# Task goal:
What is the number of lines in these entries that include "overline"? Write that number and no other text.

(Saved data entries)
◇ ◇ ◇ ◇

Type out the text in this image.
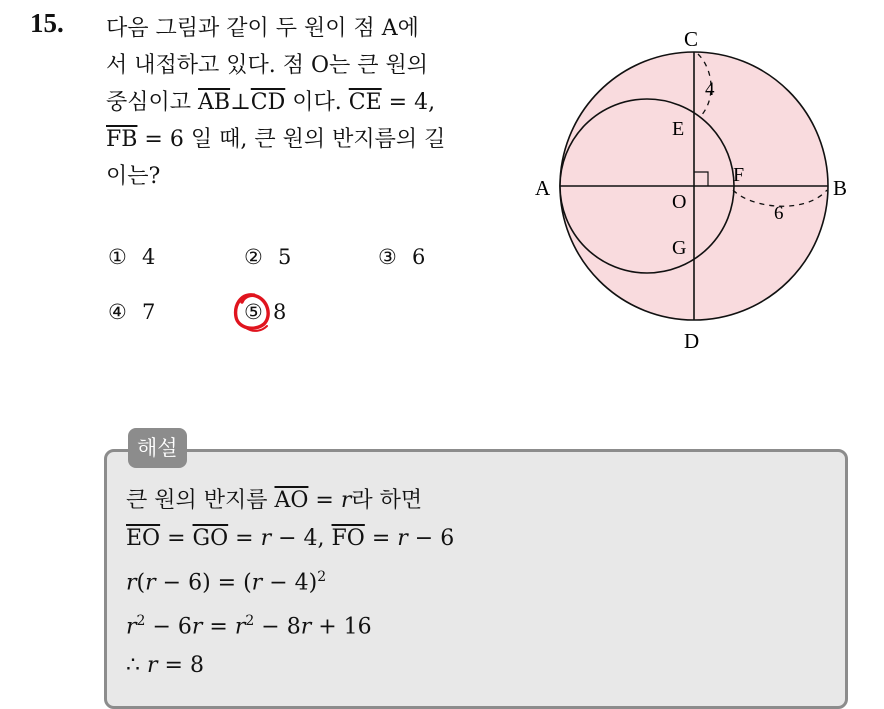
15. 다음 그림과 같이 두 원이 점 A에
서 내접하고 있다. 점 O는 큰 원의
중심이고 $\overline{AB}\perp\overline{CD}$ 이다. $\overline{CE} = 4$,
$\overline{FB} = 6$ 일 때, 큰 원의 반지름의 길
이는?
① 4	② 5	③ 6
④ 7	⑤ 8
C
D
A	B
E
F
O
G
4
6
해설
큰 원의 반지름 $\overline{AO} = r$라 하면
$\overline{EO} = \overline{GO} = r - 4$, $\overline{FO} = r - 6$
$r(r - 6) = (r - 4)^2$
$r^2 - 6r = r^2 - 8r + 16$
∴ r = 8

◇ ◇ ◇ ◇

# Complete output:
4